## Record set
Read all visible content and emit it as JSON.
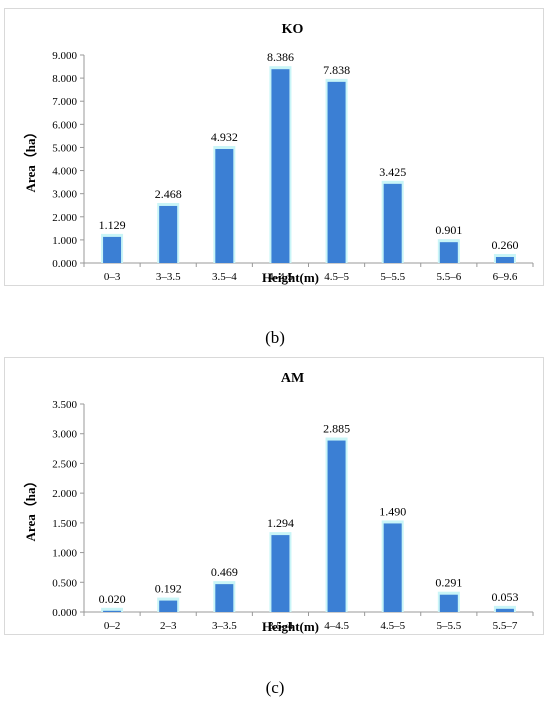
{
  "colors": {
    "bar": "#3b7fd4",
    "bar_glow": "#c9f5f7",
    "axis": "#999999",
    "border": "#d9d9d9"
  },
  "captions": {
    "b": "(b)",
    "c": "(c)"
  },
  "chart_data": [
    {
      "type": "bar",
      "title": "KO",
      "xlabel": "Height(m)",
      "ylabel": "Area（ha）",
      "categories": [
        "0–3",
        "3–3.5",
        "3.5–4",
        "4–4.5",
        "4.5–5",
        "5–5.5",
        "5.5–6",
        "6–9.6"
      ],
      "values": [
        1.129,
        2.468,
        4.932,
        8.386,
        7.838,
        3.425,
        0.901,
        0.26
      ],
      "data_labels": [
        "1.129",
        "2.468",
        "4.932",
        "8.386",
        "7.838",
        "3.425",
        "0.901",
        "0.260"
      ],
      "ylim": [
        0,
        9
      ],
      "yticks": [
        "0.000",
        "1.000",
        "2.000",
        "3.000",
        "4.000",
        "5.000",
        "6.000",
        "7.000",
        "8.000",
        "9.000"
      ],
      "ytick_values": [
        0,
        1,
        2,
        3,
        4,
        5,
        6,
        7,
        8,
        9
      ],
      "grid": false,
      "legend": "none"
    },
    {
      "type": "bar",
      "title": "AM",
      "xlabel": "Height(m)",
      "ylabel": "Area（ha）",
      "categories": [
        "0–2",
        "2–3",
        "3–3.5",
        "3.5–4",
        "4–4.5",
        "4.5–5",
        "5–5.5",
        "5.5–7"
      ],
      "values": [
        0.02,
        0.192,
        0.469,
        1.294,
        2.885,
        1.49,
        0.291,
        0.053
      ],
      "data_labels": [
        "0.020",
        "0.192",
        "0.469",
        "1.294",
        "2.885",
        "1.490",
        "0.291",
        "0.053"
      ],
      "ylim": [
        0,
        3.5
      ],
      "yticks": [
        "0.000",
        "0.500",
        "1.000",
        "1.500",
        "2.000",
        "2.500",
        "3.000",
        "3.500"
      ],
      "ytick_values": [
        0,
        0.5,
        1,
        1.5,
        2,
        2.5,
        3,
        3.5
      ],
      "grid": false,
      "legend": "none"
    }
  ]
}
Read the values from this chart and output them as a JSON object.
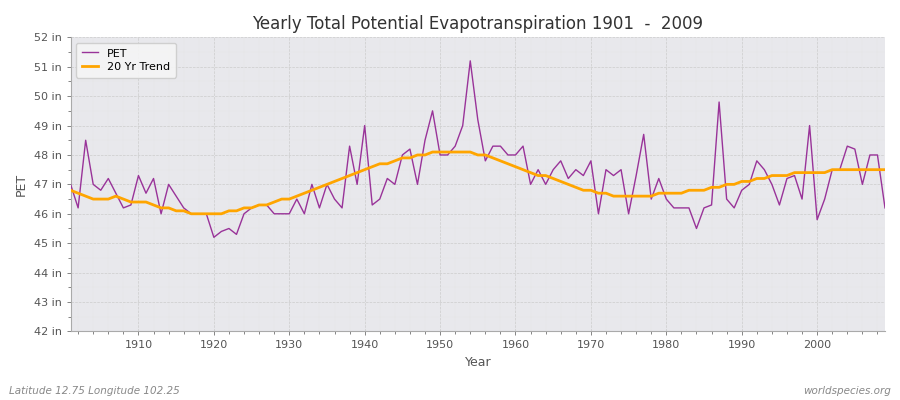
{
  "title": "Yearly Total Potential Evapotranspiration 1901  -  2009",
  "xlabel": "Year",
  "ylabel": "PET",
  "footer_left": "Latitude 12.75 Longitude 102.25",
  "footer_right": "worldspecies.org",
  "legend_pet": "PET",
  "legend_trend": "20 Yr Trend",
  "pet_color": "#993399",
  "trend_color": "#ffa500",
  "fig_bg": "#ffffff",
  "plot_bg": "#e8e8ec",
  "ylim": [
    42,
    52
  ],
  "xlim": [
    1901,
    2009
  ],
  "years": [
    1901,
    1902,
    1903,
    1904,
    1905,
    1906,
    1907,
    1908,
    1909,
    1910,
    1911,
    1912,
    1913,
    1914,
    1915,
    1916,
    1917,
    1918,
    1919,
    1920,
    1921,
    1922,
    1923,
    1924,
    1925,
    1926,
    1927,
    1928,
    1929,
    1930,
    1931,
    1932,
    1933,
    1934,
    1935,
    1936,
    1937,
    1938,
    1939,
    1940,
    1941,
    1942,
    1943,
    1944,
    1945,
    1946,
    1947,
    1948,
    1949,
    1950,
    1951,
    1952,
    1953,
    1954,
    1955,
    1956,
    1957,
    1958,
    1959,
    1960,
    1961,
    1962,
    1963,
    1964,
    1965,
    1966,
    1967,
    1968,
    1969,
    1970,
    1971,
    1972,
    1973,
    1974,
    1975,
    1976,
    1977,
    1978,
    1979,
    1980,
    1981,
    1982,
    1983,
    1984,
    1985,
    1986,
    1987,
    1988,
    1989,
    1990,
    1991,
    1992,
    1993,
    1994,
    1995,
    1996,
    1997,
    1998,
    1999,
    2000,
    2001,
    2002,
    2003,
    2004,
    2005,
    2006,
    2007,
    2008,
    2009
  ],
  "pet_values": [
    47.0,
    46.2,
    48.5,
    47.0,
    46.8,
    47.2,
    46.7,
    46.2,
    46.3,
    47.3,
    46.7,
    47.2,
    46.0,
    47.0,
    46.6,
    46.2,
    46.0,
    46.0,
    46.0,
    45.2,
    45.4,
    45.5,
    45.3,
    46.0,
    46.2,
    46.3,
    46.3,
    46.0,
    46.0,
    46.0,
    46.5,
    46.0,
    47.0,
    46.2,
    47.0,
    46.5,
    46.2,
    48.3,
    47.0,
    49.0,
    46.3,
    46.5,
    47.2,
    47.0,
    48.0,
    48.2,
    47.0,
    48.5,
    49.5,
    48.0,
    48.0,
    48.3,
    49.0,
    51.2,
    49.2,
    47.8,
    48.3,
    48.3,
    48.0,
    48.0,
    48.3,
    47.0,
    47.5,
    47.0,
    47.5,
    47.8,
    47.2,
    47.5,
    47.3,
    47.8,
    46.0,
    47.5,
    47.3,
    47.5,
    46.0,
    47.3,
    48.7,
    46.5,
    47.2,
    46.5,
    46.2,
    46.2,
    46.2,
    45.5,
    46.2,
    46.3,
    49.8,
    46.5,
    46.2,
    46.8,
    47.0,
    47.8,
    47.5,
    47.0,
    46.3,
    47.2,
    47.3,
    46.5,
    49.0,
    45.8,
    46.5,
    47.5,
    47.5,
    48.3,
    48.2,
    47.0,
    48.0,
    48.0,
    46.2
  ],
  "trend_values": [
    46.8,
    46.7,
    46.6,
    46.5,
    46.5,
    46.5,
    46.6,
    46.5,
    46.4,
    46.4,
    46.4,
    46.3,
    46.2,
    46.2,
    46.1,
    46.1,
    46.0,
    46.0,
    46.0,
    46.0,
    46.0,
    46.1,
    46.1,
    46.2,
    46.2,
    46.3,
    46.3,
    46.4,
    46.5,
    46.5,
    46.6,
    46.7,
    46.8,
    46.9,
    47.0,
    47.1,
    47.2,
    47.3,
    47.4,
    47.5,
    47.6,
    47.7,
    47.7,
    47.8,
    47.9,
    47.9,
    48.0,
    48.0,
    48.1,
    48.1,
    48.1,
    48.1,
    48.1,
    48.1,
    48.0,
    48.0,
    47.9,
    47.8,
    47.7,
    47.6,
    47.5,
    47.4,
    47.3,
    47.3,
    47.2,
    47.1,
    47.0,
    46.9,
    46.8,
    46.8,
    46.7,
    46.7,
    46.6,
    46.6,
    46.6,
    46.6,
    46.6,
    46.6,
    46.7,
    46.7,
    46.7,
    46.7,
    46.8,
    46.8,
    46.8,
    46.9,
    46.9,
    47.0,
    47.0,
    47.1,
    47.1,
    47.2,
    47.2,
    47.3,
    47.3,
    47.3,
    47.4,
    47.4,
    47.4,
    47.4,
    47.4,
    47.5,
    47.5,
    47.5,
    47.5,
    47.5,
    47.5,
    47.5,
    47.5
  ]
}
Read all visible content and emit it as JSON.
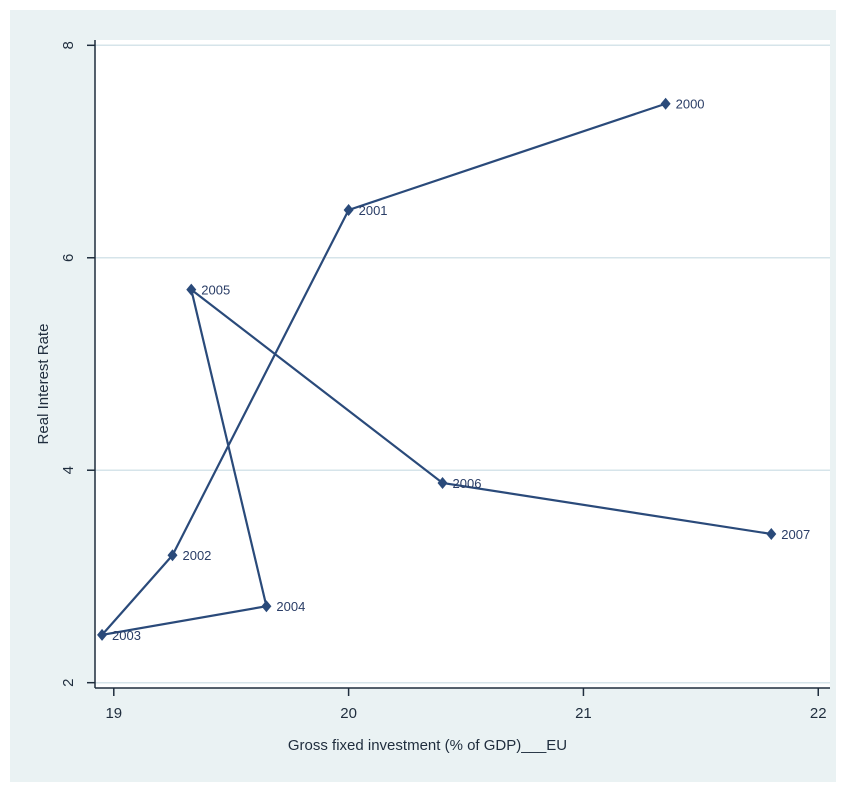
{
  "chart_data": {
    "type": "line",
    "xlabel": "Gross fixed investment (% of GDP)___EU",
    "ylabel": "Real Interest Rate",
    "xlim": [
      18.92,
      22.05
    ],
    "ylim": [
      1.95,
      8.05
    ],
    "x_ticks": [
      "19",
      "20",
      "21",
      "22"
    ],
    "y_ticks": [
      "2",
      "4",
      "6",
      "8"
    ],
    "grid": true,
    "series": [
      {
        "points": [
          {
            "x": 21.35,
            "y": 7.45,
            "label": "2000"
          },
          {
            "x": 20.0,
            "y": 6.45,
            "label": "2001"
          },
          {
            "x": 19.25,
            "y": 3.2,
            "label": "2002"
          },
          {
            "x": 18.95,
            "y": 2.45,
            "label": "2003"
          },
          {
            "x": 19.65,
            "y": 2.72,
            "label": "2004"
          },
          {
            "x": 19.33,
            "y": 5.7,
            "label": "2005"
          },
          {
            "x": 20.4,
            "y": 3.88,
            "label": "2006"
          },
          {
            "x": 21.8,
            "y": 3.4,
            "label": "2007"
          }
        ]
      }
    ],
    "colors": {
      "series": "#2a4a7a",
      "outer_background": "#eaf2f3",
      "plot_background": "#ffffff",
      "grid": "#d6e4ea"
    }
  }
}
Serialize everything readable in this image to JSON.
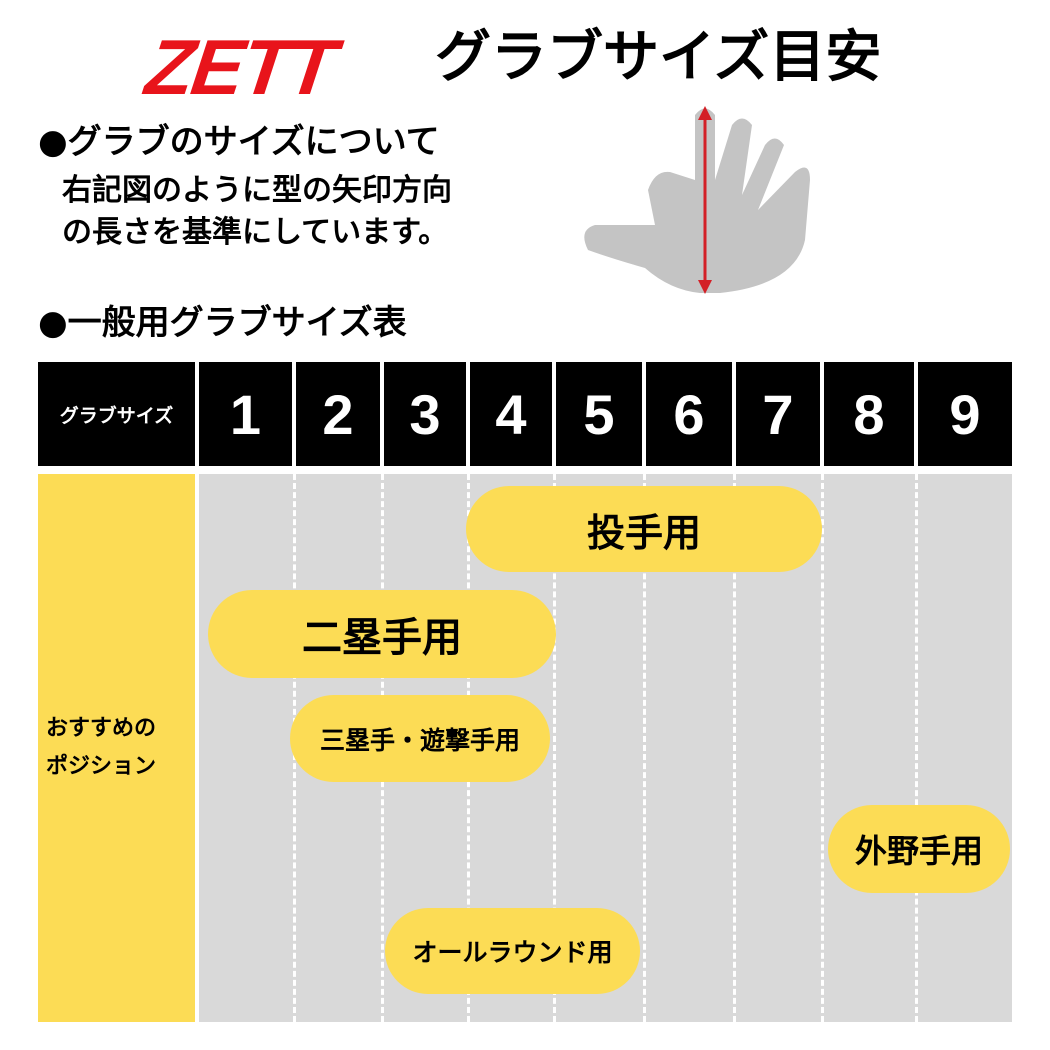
{
  "header": {
    "logo": "ZETT",
    "title": "グラブサイズ目安"
  },
  "about": {
    "heading": "●グラブのサイズについて",
    "lines": [
      "右記図のように型の矢印方向",
      "の長さを基準にしています。"
    ]
  },
  "hand_figure": {
    "icon": "hand-measure-icon",
    "arrow_color": "#d32027"
  },
  "table": {
    "heading": "●一般用グラブサイズ表",
    "size_label": "グラブサイズ",
    "sizes": [
      "1",
      "2",
      "3",
      "4",
      "5",
      "6",
      "7",
      "8",
      "9"
    ],
    "position_label_1": "おすすめの",
    "position_label_2": "ポジション",
    "positions": [
      {
        "label": "投手用",
        "sizes": "4-7"
      },
      {
        "label": "二塁手用",
        "sizes": "1-4"
      },
      {
        "label": "三塁手・遊撃手用",
        "sizes": "2-4"
      },
      {
        "label": "外野手用",
        "sizes": "8-9"
      },
      {
        "label": "オールラウンド用",
        "sizes": "3-5"
      }
    ]
  },
  "colors": {
    "brand_red": "#e8141b",
    "highlight_yellow": "#fcdc55",
    "header_black": "#000000",
    "grid_gray": "#d9d9d9"
  }
}
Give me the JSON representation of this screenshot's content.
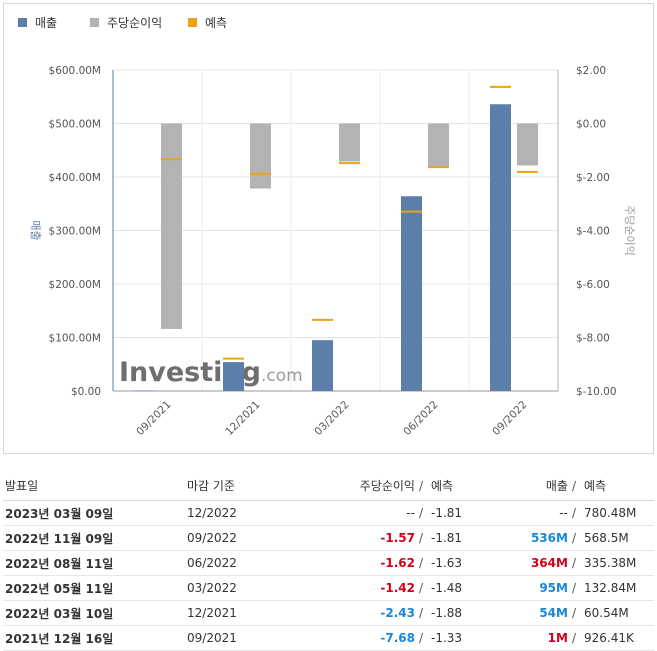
{
  "legend": {
    "revenue": "매출",
    "eps": "주당순이익",
    "forecast": "예측"
  },
  "colors": {
    "revenue": "#5b7fa8",
    "eps": "#b3b3b3",
    "forecast": "#e8a317",
    "neg": "#d0021b",
    "pos": "#1a86d6"
  },
  "watermark": {
    "brand": "Investing",
    "suffix": ".com"
  },
  "chart_data": {
    "type": "bar",
    "categories": [
      "09/2021",
      "12/2021",
      "03/2022",
      "06/2022",
      "09/2022"
    ],
    "y_left": {
      "label": "매출",
      "ticks": [
        "$600.00M",
        "$500.00M",
        "$400.00M",
        "$300.00M",
        "$200.00M",
        "$100.00M",
        "$0.00"
      ],
      "range": [
        0,
        600
      ]
    },
    "y_right": {
      "label": "주당순이익",
      "ticks": [
        "$2.00",
        "$0.00",
        "$-2.00",
        "$-4.00",
        "$-6.00",
        "$-8.00",
        "$-10.00"
      ],
      "range": [
        -10,
        2
      ]
    },
    "series": [
      {
        "name": "매출",
        "axis": "left",
        "values": [
          1,
          54,
          95,
          364,
          536
        ]
      },
      {
        "name": "매출 예측",
        "axis": "left",
        "values": [
          null,
          60.54,
          132.84,
          335.38,
          568.5
        ]
      },
      {
        "name": "주당순이익",
        "axis": "right",
        "values": [
          -7.68,
          -2.43,
          -1.42,
          -1.62,
          -1.57
        ]
      },
      {
        "name": "주당순이익 예측",
        "axis": "right",
        "values": [
          -1.33,
          -1.88,
          -1.48,
          -1.63,
          -1.81
        ]
      }
    ]
  },
  "table": {
    "headers": {
      "date": "발표일",
      "period": "마감 기준",
      "eps": "주당순이익",
      "eps_forecast": "예측",
      "revenue": "매출",
      "revenue_forecast": "예측",
      "slash": "/"
    },
    "rows": [
      {
        "date": "2023년 03월 09일",
        "period": "12/2022",
        "eps": "--",
        "eps_class": "",
        "eps_forecast": "-1.81",
        "revenue": "--",
        "revenue_class": "",
        "revenue_forecast": "780.48M"
      },
      {
        "date": "2022년 11월 09일",
        "period": "09/2022",
        "eps": "-1.57",
        "eps_class": "neg",
        "eps_forecast": "-1.81",
        "revenue": "536M",
        "revenue_class": "pos",
        "revenue_forecast": "568.5M"
      },
      {
        "date": "2022년 08월 11일",
        "period": "06/2022",
        "eps": "-1.62",
        "eps_class": "neg",
        "eps_forecast": "-1.63",
        "revenue": "364M",
        "revenue_class": "neg",
        "revenue_forecast": "335.38M"
      },
      {
        "date": "2022년 05월 11일",
        "period": "03/2022",
        "eps": "-1.42",
        "eps_class": "neg",
        "eps_forecast": "-1.48",
        "revenue": "95M",
        "revenue_class": "pos",
        "revenue_forecast": "132.84M"
      },
      {
        "date": "2022년 03월 10일",
        "period": "12/2021",
        "eps": "-2.43",
        "eps_class": "pos",
        "eps_forecast": "-1.88",
        "revenue": "54M",
        "revenue_class": "pos",
        "revenue_forecast": "60.54M"
      },
      {
        "date": "2021년 12월 16일",
        "period": "09/2021",
        "eps": "-7.68",
        "eps_class": "pos",
        "eps_forecast": "-1.33",
        "revenue": "1M",
        "revenue_class": "neg",
        "revenue_forecast": "926.41K"
      }
    ]
  }
}
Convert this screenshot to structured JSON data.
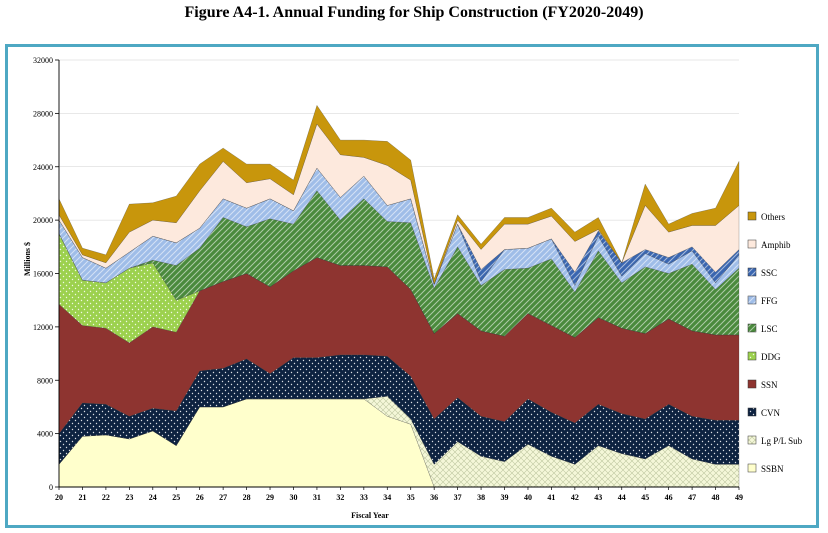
{
  "title": "Figure A4-1.  Annual Funding for Ship Construction (FY2020-2049)",
  "chart_data": {
    "type": "area",
    "stacked": true,
    "xlabel": "Fiscal Year",
    "ylabel": "Millions $",
    "ylim": [
      0,
      32000
    ],
    "yticks": [
      0,
      4000,
      8000,
      12000,
      16000,
      20000,
      24000,
      28000,
      32000
    ],
    "ytick_labels": [
      "0",
      "4000",
      "8000",
      "12000",
      "16000",
      "20000",
      "24000",
      "28000",
      "32000"
    ],
    "x": [
      20,
      21,
      22,
      23,
      24,
      25,
      26,
      27,
      28,
      29,
      30,
      31,
      32,
      33,
      34,
      35,
      36,
      37,
      38,
      39,
      40,
      41,
      42,
      43,
      44,
      45,
      46,
      47,
      48,
      49
    ],
    "x_labels": [
      "20",
      "21",
      "22",
      "23",
      "24",
      "25",
      "26",
      "27",
      "28",
      "29",
      "30",
      "31",
      "32",
      "33",
      "34",
      "35",
      "36",
      "37",
      "38",
      "39",
      "40",
      "41",
      "42",
      "43",
      "44",
      "45",
      "46",
      "47",
      "48",
      "49"
    ],
    "legend_position": "right",
    "series": [
      {
        "name": "SSBN",
        "color": "#ffffcc",
        "pattern": "plain",
        "values": [
          1700,
          3800,
          3900,
          3600,
          4200,
          3100,
          6000,
          6000,
          6600,
          6600,
          6600,
          6600,
          6600,
          6600,
          5300,
          4700,
          0,
          0,
          0,
          0,
          0,
          0,
          0,
          0,
          0,
          0,
          0,
          0,
          0,
          0
        ]
      },
      {
        "name": "Lg P/L Sub",
        "color": "#f4f7d8",
        "pattern": "grid",
        "values": [
          0,
          0,
          0,
          0,
          0,
          0,
          0,
          0,
          0,
          0,
          0,
          0,
          0,
          0,
          1500,
          400,
          1700,
          3400,
          2300,
          1900,
          3200,
          2300,
          1700,
          3100,
          2500,
          2100,
          3100,
          2100,
          1700,
          1700
        ]
      },
      {
        "name": "CVN",
        "color": "#0d2240",
        "pattern": "dots",
        "values": [
          2300,
          2500,
          2300,
          1700,
          1700,
          2600,
          2700,
          2900,
          3000,
          1900,
          3100,
          3100,
          3300,
          3300,
          3000,
          3200,
          3400,
          3300,
          3000,
          3000,
          3400,
          3300,
          3100,
          3100,
          3000,
          3000,
          3100,
          3200,
          3300,
          3300
        ]
      },
      {
        "name": "SSN",
        "color": "#8e3430",
        "pattern": "plain",
        "values": [
          9700,
          5800,
          5700,
          5500,
          6100,
          5900,
          6000,
          6500,
          6400,
          6500,
          6500,
          7500,
          6700,
          6700,
          6700,
          6500,
          6400,
          6300,
          6400,
          6400,
          6400,
          6500,
          6400,
          6500,
          6400,
          6400,
          6400,
          6400,
          6400,
          6400
        ]
      },
      {
        "name": "DDG",
        "color": "#9cd14e",
        "pattern": "dots",
        "values": [
          5300,
          3400,
          3400,
          5600,
          4800,
          2400,
          0,
          0,
          0,
          0,
          0,
          0,
          0,
          0,
          0,
          0,
          0,
          0,
          0,
          0,
          0,
          0,
          0,
          0,
          0,
          0,
          0,
          0,
          0,
          0
        ]
      },
      {
        "name": "LSC",
        "color": "#4a8a3c",
        "pattern": "diag",
        "values": [
          0,
          0,
          0,
          0,
          200,
          2600,
          3200,
          4800,
          3500,
          5100,
          3500,
          5000,
          3400,
          5000,
          3400,
          5000,
          3400,
          5000,
          3400,
          5000,
          3400,
          5000,
          3400,
          5000,
          3400,
          5000,
          3400,
          5000,
          3400,
          5000
        ]
      },
      {
        "name": "FFG",
        "color": "#9fbde8",
        "pattern": "diag",
        "values": [
          1000,
          1700,
          1100,
          1200,
          1800,
          1700,
          1500,
          1400,
          1400,
          1500,
          1000,
          1700,
          1700,
          1700,
          1200,
          1800,
          300,
          1700,
          300,
          1500,
          1500,
          1500,
          500,
          1100,
          500,
          1000,
          700,
          1000,
          500,
          1000
        ]
      },
      {
        "name": "SSC",
        "color": "#3a66b0",
        "pattern": "diag",
        "values": [
          0,
          0,
          0,
          0,
          0,
          0,
          0,
          0,
          0,
          0,
          0,
          0,
          0,
          0,
          0,
          0,
          0,
          0,
          900,
          0,
          0,
          0,
          1000,
          400,
          1000,
          300,
          500,
          300,
          800,
          400
        ]
      },
      {
        "name": "Amphib",
        "color": "#fde9dd",
        "pattern": "plain",
        "values": [
          400,
          200,
          400,
          1500,
          1200,
          1500,
          2800,
          2800,
          1900,
          1500,
          1200,
          3300,
          3200,
          1400,
          3000,
          1400,
          0,
          300,
          1500,
          1900,
          1800,
          1700,
          2300,
          100,
          0,
          3300,
          1900,
          1600,
          3500,
          3300
        ]
      },
      {
        "name": "Others",
        "color": "#c8960c",
        "pattern": "plain",
        "values": [
          1200,
          500,
          600,
          2100,
          1300,
          2000,
          2000,
          1000,
          1400,
          1100,
          1100,
          1400,
          1100,
          1300,
          1800,
          1500,
          400,
          400,
          400,
          500,
          500,
          600,
          700,
          900,
          0,
          1600,
          600,
          900,
          1300,
          3300
        ]
      }
    ]
  }
}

## Written instruction
Among the lines above, how many contain the string "주당순이익"? State the number alone.

## The answer
5